_Task to complete:_ Set down each line of the data below exactly as it stands, dropping the pictures.

_Data records:_
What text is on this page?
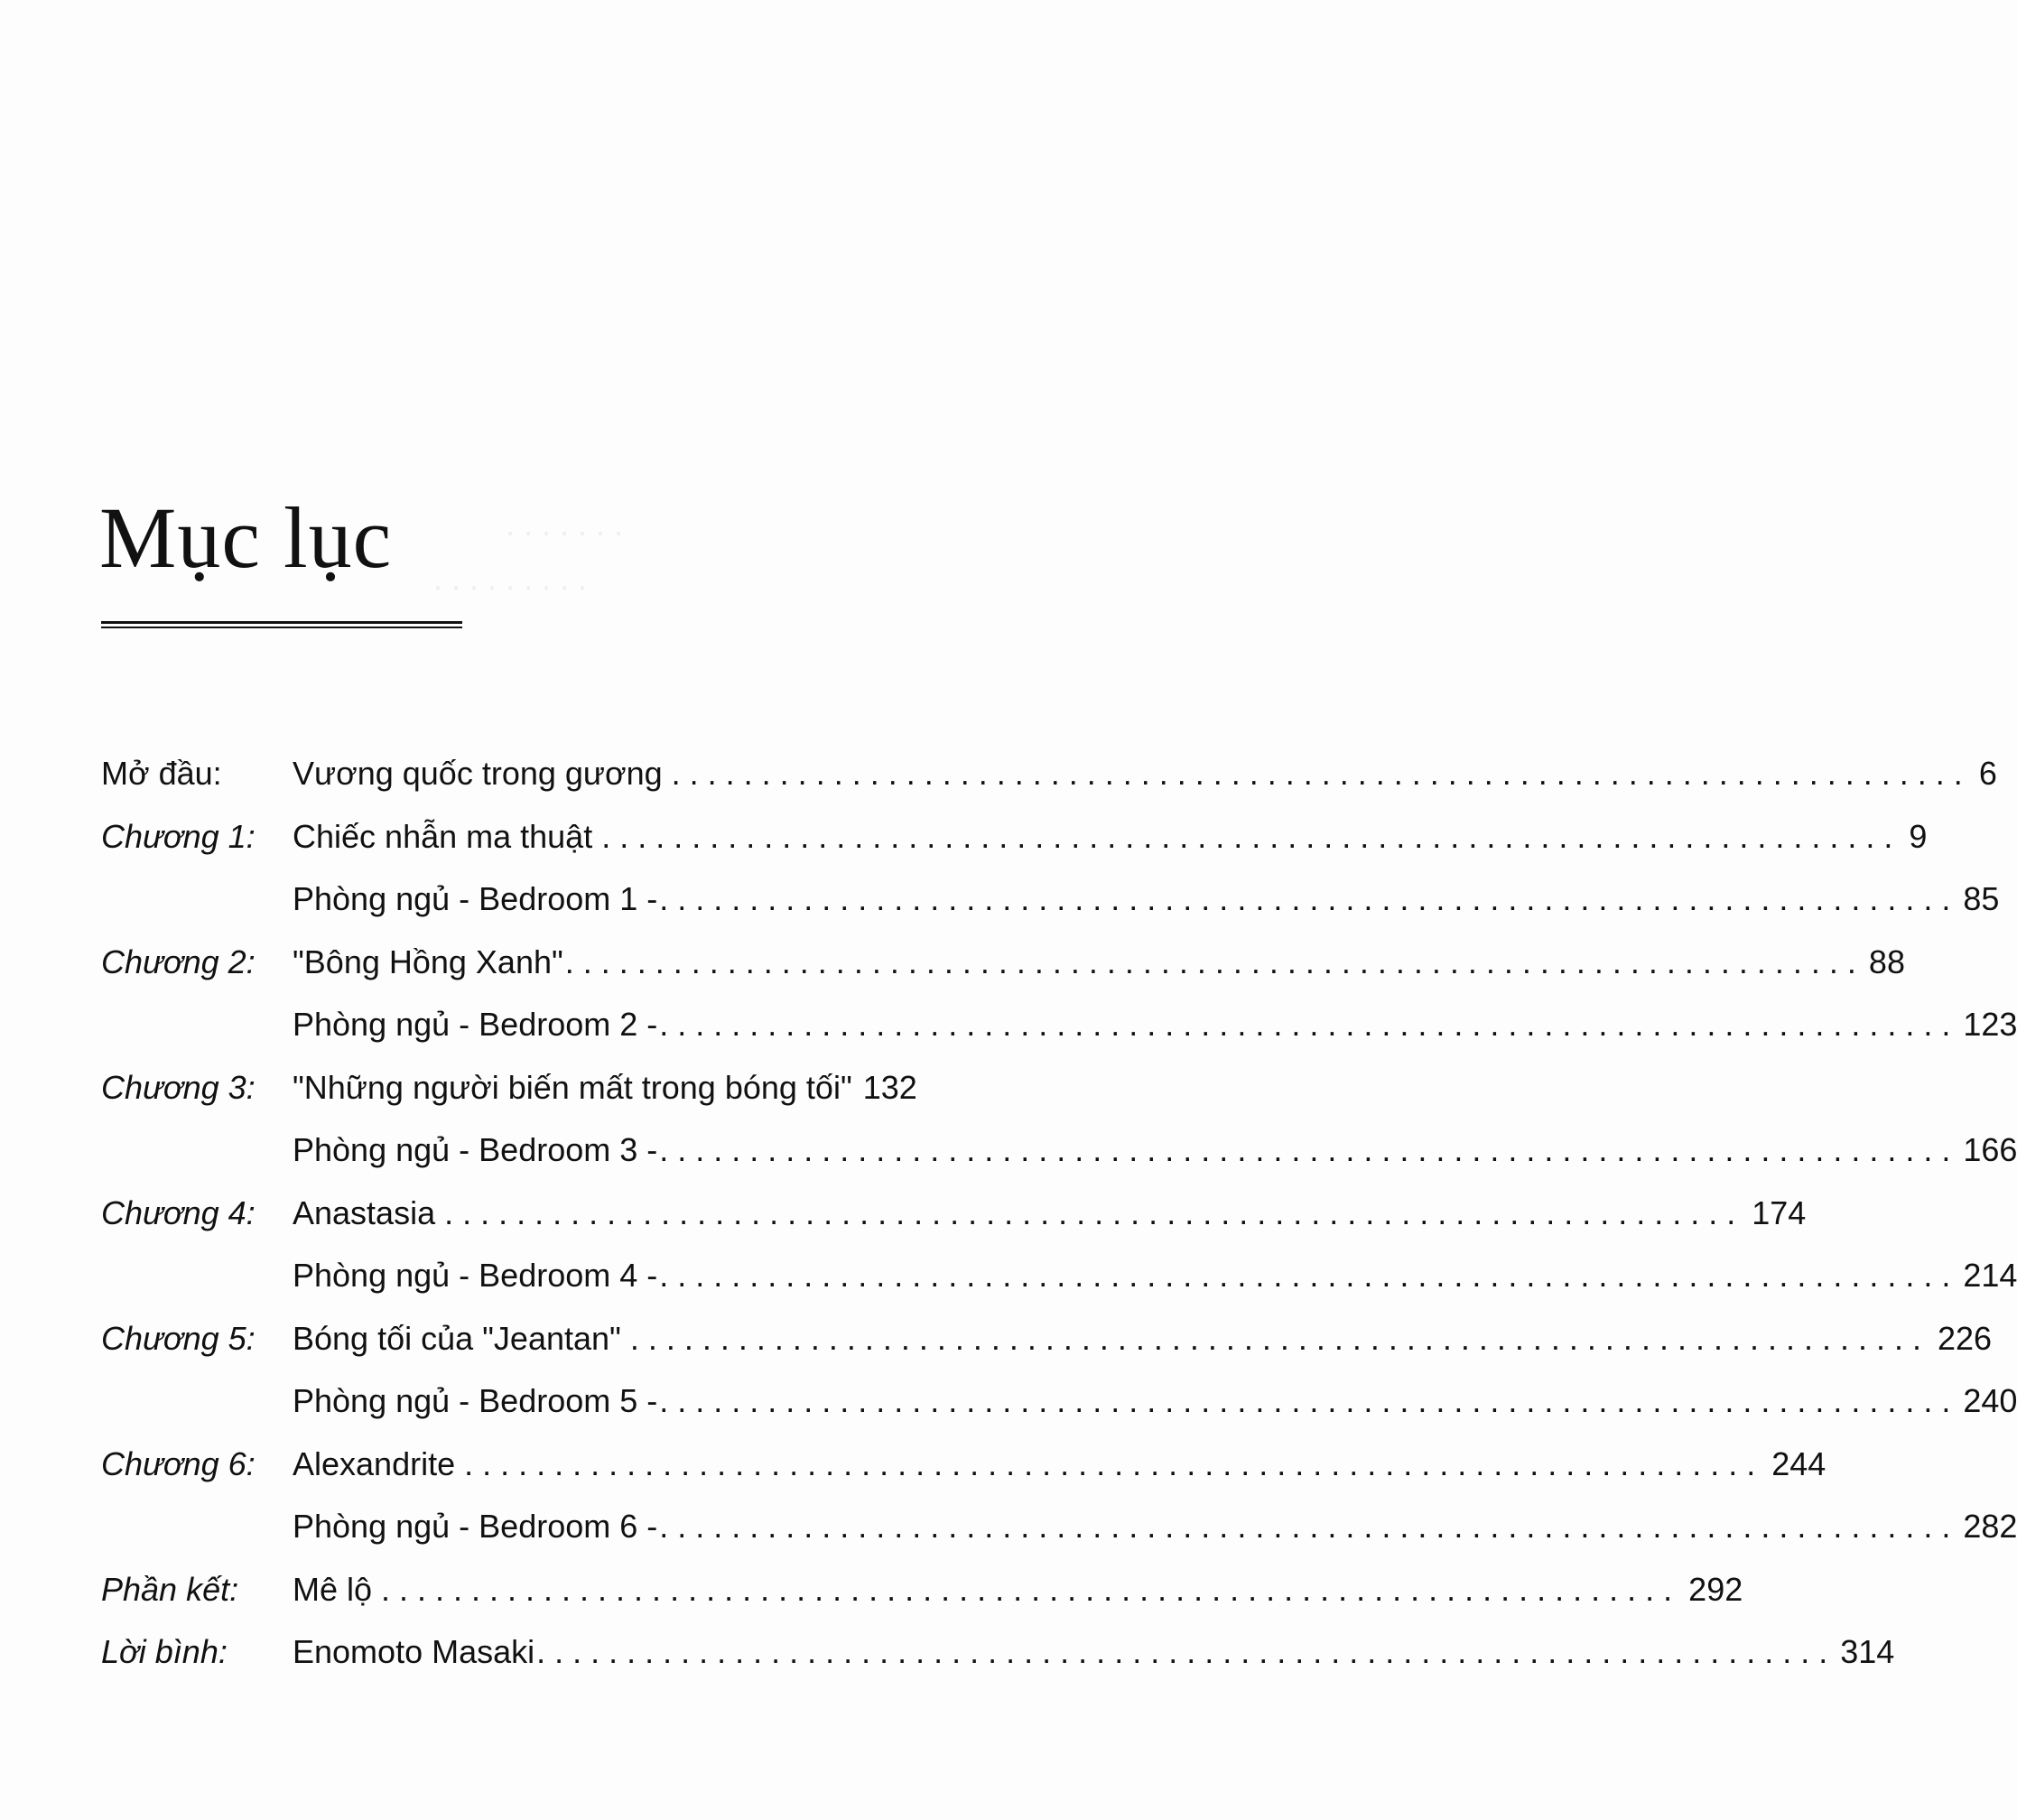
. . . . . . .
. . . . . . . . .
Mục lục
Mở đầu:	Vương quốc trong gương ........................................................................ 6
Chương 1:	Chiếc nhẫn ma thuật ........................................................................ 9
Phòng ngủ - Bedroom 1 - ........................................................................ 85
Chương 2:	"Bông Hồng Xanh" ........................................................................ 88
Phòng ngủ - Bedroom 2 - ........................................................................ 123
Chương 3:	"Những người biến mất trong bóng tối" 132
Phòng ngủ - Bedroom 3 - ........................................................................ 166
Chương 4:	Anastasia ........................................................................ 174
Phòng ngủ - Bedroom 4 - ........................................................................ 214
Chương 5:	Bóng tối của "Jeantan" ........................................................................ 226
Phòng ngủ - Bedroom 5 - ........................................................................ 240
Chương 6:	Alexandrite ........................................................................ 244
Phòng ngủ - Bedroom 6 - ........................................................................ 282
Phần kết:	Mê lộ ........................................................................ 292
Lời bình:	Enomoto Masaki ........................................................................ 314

_Solution for this task:_
What text is on this page?
. . . . . . .
. . . . . . . . .
Mục lục
Mở đầu:	Vương quốc trong gương ........................................................................ 6
Chương 1:	Chiếc nhẫn ma thuật ........................................................................ 9
Phòng ngủ - Bedroom 1 - ........................................................................ 85
Chương 2:	"Bông Hồng Xanh" ........................................................................ 88
Phòng ngủ - Bedroom 2 - ........................................................................ 123
Chương 3:	"Những người biến mất trong bóng tối" 132
Phòng ngủ - Bedroom 3 - ........................................................................ 166
Chương 4:	Anastasia ........................................................................ 174
Phòng ngủ - Bedroom 4 - ........................................................................ 214
Chương 5:	Bóng tối của "Jeantan" ........................................................................ 226
Phòng ngủ - Bedroom 5 - ........................................................................ 240
Chương 6:	Alexandrite ........................................................................ 244
Phòng ngủ - Bedroom 6 - ........................................................................ 282
Phần kết:	Mê lộ ........................................................................ 292
Lời bình:	Enomoto Masaki ........................................................................ 314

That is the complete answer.